• **What is expected**: Tally the lines that contain "screenshot" and report the total alone.

• **Dataset rows about figures**:
::::
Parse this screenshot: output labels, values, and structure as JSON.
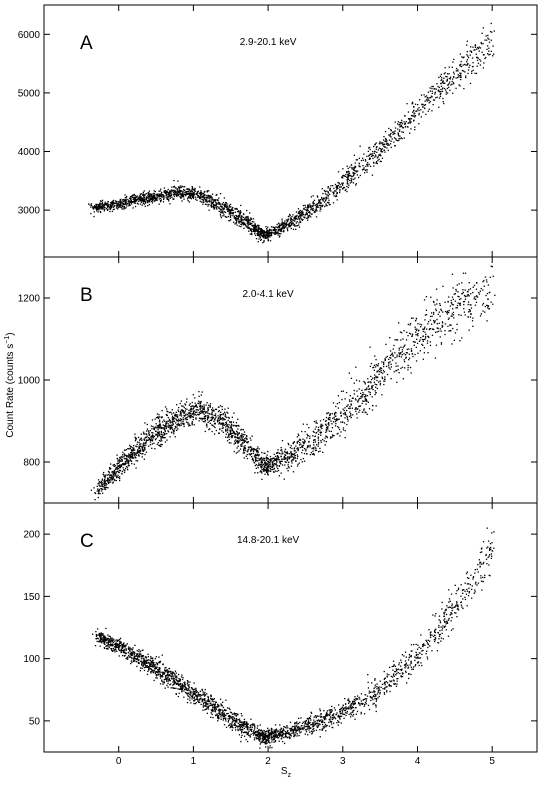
{
  "chart_data": {
    "type": "scatter",
    "xlabel_main": "S",
    "xlabel_sub": "z",
    "ylabel": "Count Rate (counts s",
    "ylabel_sup": "−1",
    "ylabel_end": ")",
    "xlim": [
      -1.0,
      5.6
    ],
    "xticks": [
      "0",
      "1",
      "2",
      "3",
      "4",
      "5"
    ],
    "xtick_values": [
      0,
      1,
      2,
      3,
      4,
      5
    ],
    "point_color": "#000000",
    "panels": [
      {
        "letter": "A",
        "energy": "2.9-20.1 keV",
        "ylim": [
          2200,
          6500
        ],
        "ytick_values": [
          3000,
          4000,
          5000,
          6000
        ],
        "yticks": [
          "3000",
          "4000",
          "5000",
          "6000"
        ],
        "branches": [
          {
            "x": [
              -0.35,
              0,
              0.4,
              0.8,
              1.1,
              1.4,
              1.7,
              1.95
            ],
            "y": [
              3050,
              3120,
              3220,
              3310,
              3260,
              3050,
              2800,
              2580
            ],
            "spread": [
              40,
              50,
              50,
              60,
              60,
              70,
              70,
              60
            ]
          },
          {
            "x": [
              1.95,
              2.3,
              2.7,
              3.0,
              3.4,
              3.8,
              4.2,
              4.6,
              5.0
            ],
            "y": [
              2580,
              2800,
              3150,
              3500,
              3950,
              4450,
              4950,
              5450,
              5950
            ],
            "spread": [
              50,
              60,
              80,
              100,
              110,
              120,
              130,
              150,
              180
            ]
          }
        ]
      },
      {
        "letter": "B",
        "energy": "2.0-4.1 keV",
        "ylim": [
          700,
          1300
        ],
        "ytick_values": [
          800,
          1000,
          1200
        ],
        "yticks": [
          "800",
          "1000",
          "1200"
        ],
        "branches": [
          {
            "x": [
              -0.3,
              0,
              0.4,
              0.8,
              1.1,
              1.4,
              1.7,
              1.95
            ],
            "y": [
              730,
              790,
              860,
              910,
              925,
              900,
              840,
              790
            ],
            "spread": [
              10,
              14,
              16,
              18,
              18,
              18,
              16,
              14
            ]
          },
          {
            "x": [
              1.95,
              2.3,
              2.7,
              3.0,
              3.4,
              3.8,
              4.2,
              4.6,
              5.0
            ],
            "y": [
              790,
              820,
              870,
              920,
              990,
              1070,
              1140,
              1190,
              1220
            ],
            "spread": [
              14,
              18,
              22,
              25,
              28,
              30,
              30,
              30,
              35
            ]
          }
        ]
      },
      {
        "letter": "C",
        "energy": "14.8-20.1 keV",
        "ylim": [
          25,
          225
        ],
        "ytick_values": [
          50,
          100,
          150,
          200
        ],
        "yticks": [
          "50",
          "100",
          "150",
          "200"
        ],
        "branches": [
          {
            "x": [
              -0.3,
              0,
              0.4,
              0.8,
              1.2,
              1.6,
              1.95
            ],
            "y": [
              118,
              110,
              96,
              80,
              64,
              48,
              37
            ],
            "spread": [
              3,
              3,
              4,
              4,
              4,
              4,
              3
            ]
          },
          {
            "x": [
              1.95,
              2.3,
              2.7,
              3.0,
              3.4,
              3.8,
              4.2,
              4.6,
              5.0
            ],
            "y": [
              37,
              42,
              50,
              58,
              72,
              92,
              118,
              150,
              190
            ],
            "spread": [
              3,
              3,
              4,
              4,
              5,
              6,
              7,
              8,
              10
            ]
          }
        ]
      }
    ]
  }
}
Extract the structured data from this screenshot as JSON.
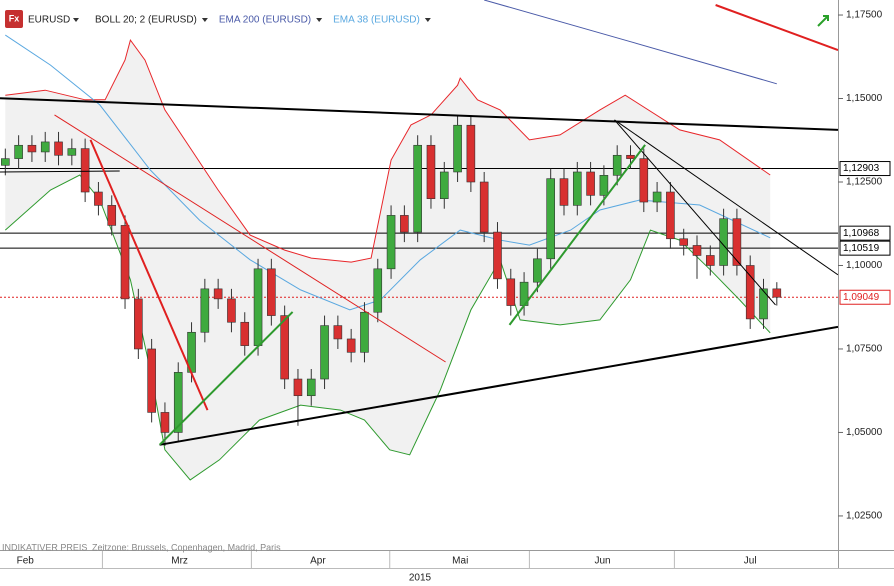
{
  "chart_data": {
    "type": "candlestick",
    "symbol": "EURUSD",
    "note": "INDIKATIVER PREIS",
    "timezone": "Zeitzone: Brussels, Copenhagen, Madrid, Paris",
    "year_label": "2015",
    "xlim": [
      -0.4,
      62.6
    ],
    "ylim": [
      1.0148,
      1.1795
    ],
    "yticks": [
      {
        "value": 1.175,
        "label": "1,17500"
      },
      {
        "value": 1.15,
        "label": "1,15000"
      },
      {
        "value": 1.125,
        "label": "1,12500"
      },
      {
        "value": 1.1,
        "label": "1,10000"
      },
      {
        "value": 1.075,
        "label": "1,07500"
      },
      {
        "value": 1.05,
        "label": "1,05000"
      },
      {
        "value": 1.025,
        "label": "1,02500"
      }
    ],
    "xticks": [
      {
        "value": 1.5,
        "label": "Feb"
      },
      {
        "value": 13.1,
        "label": "Mrz"
      },
      {
        "value": 23.5,
        "label": "Apr"
      },
      {
        "value": 34.2,
        "label": "Mai"
      },
      {
        "value": 44.9,
        "label": "Jun"
      },
      {
        "value": 56,
        "label": "Jul"
      }
    ],
    "x_separators": [
      7.3,
      18.5,
      28.9,
      39.4,
      50.3
    ],
    "up_color": "#3faa3f",
    "down_color": "#d83030",
    "band_fill": "#f1f1f1",
    "x": [
      0,
      1,
      2,
      3,
      4,
      5,
      6,
      7,
      8,
      9,
      10,
      11,
      12,
      13,
      14,
      15,
      16,
      17,
      18,
      19,
      20,
      21,
      22,
      23,
      24,
      25,
      26,
      27,
      28,
      29,
      30,
      31,
      32,
      33,
      34,
      35,
      36,
      37,
      38,
      39,
      40,
      41,
      42,
      43,
      44,
      45,
      46,
      47,
      48,
      49,
      50,
      51,
      52,
      53,
      54,
      55,
      56,
      57,
      58
    ],
    "open": [
      1.13,
      1.132,
      1.136,
      1.134,
      1.137,
      1.133,
      1.135,
      1.122,
      1.118,
      1.112,
      1.09,
      1.075,
      1.056,
      1.05,
      1.068,
      1.08,
      1.093,
      1.09,
      1.083,
      1.076,
      1.099,
      1.085,
      1.066,
      1.061,
      1.066,
      1.082,
      1.078,
      1.074,
      1.086,
      1.099,
      1.115,
      1.11,
      1.136,
      1.12,
      1.128,
      1.142,
      1.125,
      1.11,
      1.096,
      1.088,
      1.095,
      1.102,
      1.126,
      1.118,
      1.128,
      1.121,
      1.127,
      1.133,
      1.132,
      1.119,
      1.122,
      1.108,
      1.106,
      1.103,
      1.1,
      1.114,
      1.1,
      1.084,
      1.093
    ],
    "high": [
      1.135,
      1.139,
      1.139,
      1.14,
      1.14,
      1.138,
      1.138,
      1.125,
      1.121,
      1.115,
      1.093,
      1.078,
      1.059,
      1.071,
      1.083,
      1.096,
      1.096,
      1.093,
      1.086,
      1.102,
      1.102,
      1.088,
      1.069,
      1.069,
      1.085,
      1.085,
      1.081,
      1.089,
      1.102,
      1.118,
      1.118,
      1.139,
      1.139,
      1.131,
      1.145,
      1.145,
      1.128,
      1.113,
      1.099,
      1.098,
      1.105,
      1.129,
      1.129,
      1.131,
      1.131,
      1.13,
      1.136,
      1.136,
      1.135,
      1.125,
      1.125,
      1.111,
      1.109,
      1.106,
      1.117,
      1.117,
      1.103,
      1.096,
      1.095
    ],
    "low": [
      1.127,
      1.129,
      1.131,
      1.131,
      1.13,
      1.13,
      1.119,
      1.115,
      1.109,
      1.087,
      1.072,
      1.053,
      1.046,
      1.047,
      1.065,
      1.077,
      1.087,
      1.08,
      1.073,
      1.073,
      1.082,
      1.063,
      1.052,
      1.058,
      1.063,
      1.075,
      1.071,
      1.071,
      1.083,
      1.096,
      1.107,
      1.107,
      1.117,
      1.117,
      1.125,
      1.122,
      1.107,
      1.093,
      1.085,
      1.085,
      1.092,
      1.099,
      1.115,
      1.115,
      1.118,
      1.118,
      1.124,
      1.129,
      1.116,
      1.116,
      1.105,
      1.103,
      1.096,
      1.097,
      1.097,
      1.097,
      1.081,
      1.081,
      1.088
    ],
    "close": [
      1.132,
      1.136,
      1.134,
      1.137,
      1.133,
      1.135,
      1.122,
      1.118,
      1.112,
      1.09,
      1.075,
      1.056,
      1.05,
      1.068,
      1.08,
      1.093,
      1.09,
      1.083,
      1.076,
      1.099,
      1.085,
      1.066,
      1.061,
      1.066,
      1.082,
      1.078,
      1.074,
      1.086,
      1.099,
      1.115,
      1.11,
      1.136,
      1.12,
      1.128,
      1.142,
      1.125,
      1.11,
      1.096,
      1.088,
      1.095,
      1.102,
      1.126,
      1.118,
      1.128,
      1.121,
      1.127,
      1.133,
      1.132,
      1.119,
      1.122,
      1.108,
      1.106,
      1.103,
      1.1,
      1.114,
      1.1,
      1.084,
      1.093,
      1.0905
    ],
    "series": [
      {
        "name": "BOLL 20; 2 (EURUSD)",
        "color": "#222222",
        "upper_color": "#e8262a",
        "lower_color": "#2e9a2e",
        "upper": {
          "x": [
            0,
            3,
            6,
            7.5,
            9,
            9.4,
            10.5,
            12,
            14,
            16,
            18.4,
            21,
            23,
            26,
            27.5,
            29,
            30.5,
            32,
            34,
            34.2,
            35.5,
            37.2,
            39.4,
            41.7,
            44.7,
            46.6,
            50.7,
            53.7,
            57.5
          ],
          "values": [
            1.151,
            1.1525,
            1.1496,
            1.1496,
            1.1615,
            1.1675,
            1.1615,
            1.1466,
            1.1346,
            1.1226,
            1.1091,
            1.1046,
            1.1022,
            1.101,
            1.1022,
            1.1316,
            1.1421,
            1.1451,
            1.154,
            1.1561,
            1.1496,
            1.1466,
            1.1376,
            1.1391,
            1.1466,
            1.151,
            1.1406,
            1.1376,
            1.1271
          ]
        },
        "lower": {
          "x": [
            0,
            3.4,
            5.6,
            7.1,
            9.4,
            10.9,
            12,
            13.9,
            16.1,
            19.1,
            22.2,
            25.2,
            27,
            28.9,
            30.4,
            32.7,
            35,
            37.2,
            38.7,
            41.7,
            44.7,
            47,
            48.5,
            50.7,
            53,
            55.2,
            57.5
          ],
          "values": [
            1.1106,
            1.1226,
            1.1271,
            1.1196,
            1.0957,
            1.0687,
            1.0448,
            1.0358,
            1.0418,
            1.0537,
            1.0582,
            1.0567,
            1.0537,
            1.0448,
            1.0433,
            1.0627,
            1.0867,
            1.1017,
            1.0837,
            1.0822,
            1.0837,
            1.0957,
            1.1106,
            1.1076,
            1.0987,
            1.0897,
            1.0798
          ]
        }
      },
      {
        "name": "EMA 200 (EURUSD)",
        "color": "#4a5aa8",
        "x": [
          36,
          47,
          58
        ],
        "values": [
          1.1795,
          1.167,
          1.1544
        ]
      },
      {
        "name": "EMA 38 (EURUSD)",
        "color": "#5aa8e0",
        "x": [
          0,
          3.4,
          7.1,
          10.9,
          14.6,
          18.4,
          22.2,
          25.9,
          28.2,
          31.2,
          34.2,
          37.2,
          39.4,
          42.5,
          44.7,
          47.7,
          52.2,
          57.5
        ],
        "values": [
          1.169,
          1.16,
          1.1481,
          1.1286,
          1.1136,
          1.1017,
          1.0927,
          1.0867,
          1.0897,
          1.1017,
          1.1106,
          1.1076,
          1.1061,
          1.1106,
          1.1166,
          1.1196,
          1.1181,
          1.1083
        ]
      }
    ],
    "levels": [
      {
        "value": 1.12903,
        "label": "1,12903",
        "color": "#000000",
        "dashed": false
      },
      {
        "value": 1.10968,
        "label": "1,10968",
        "color": "#000000",
        "dashed": false
      },
      {
        "value": 1.10519,
        "label": "1,10519",
        "color": "#000000",
        "dashed": false
      },
      {
        "value": 1.09049,
        "label": "1,09049",
        "color": "#e02020",
        "dashed": true
      }
    ],
    "drawings": [
      {
        "color": "#000000",
        "width": 2,
        "x": [
          -0.4,
          62.6
        ],
        "values": [
          1.1501,
          1.1406
        ]
      },
      {
        "color": "#000000",
        "width": 2,
        "x": [
          11.6,
          62.6
        ],
        "values": [
          1.0463,
          1.0816
        ]
      },
      {
        "color": "#000000",
        "width": 1,
        "x": [
          -0.4,
          8.6
        ],
        "values": [
          1.128,
          1.1283
        ]
      },
      {
        "color": "#000000",
        "width": 1,
        "x": [
          45.8,
          62.6
        ],
        "values": [
          1.1436,
          1.0972
        ]
      },
      {
        "color": "#000000",
        "width": 1,
        "x": [
          45.8,
          57.9
        ],
        "values": [
          1.1436,
          1.0882
        ]
      },
      {
        "color": "#e02020",
        "width": 2,
        "x": [
          6.4,
          15.2
        ],
        "values": [
          1.1376,
          1.0567
        ]
      },
      {
        "color": "#e02020",
        "width": 1,
        "x": [
          3.7,
          33.1
        ],
        "values": [
          1.1451,
          1.0711
        ]
      },
      {
        "color": "#e02020",
        "width": 2,
        "x": [
          53.4,
          62.6
        ],
        "values": [
          1.178,
          1.1645
        ]
      },
      {
        "color": "#2e9a2e",
        "width": 2,
        "x": [
          11.6,
          21.6
        ],
        "values": [
          1.0463,
          1.0861
        ]
      },
      {
        "color": "#2e9a2e",
        "width": 2,
        "x": [
          37.9,
          48.1
        ],
        "values": [
          1.0822,
          1.1361
        ]
      }
    ]
  }
}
::::
• **Response**: 2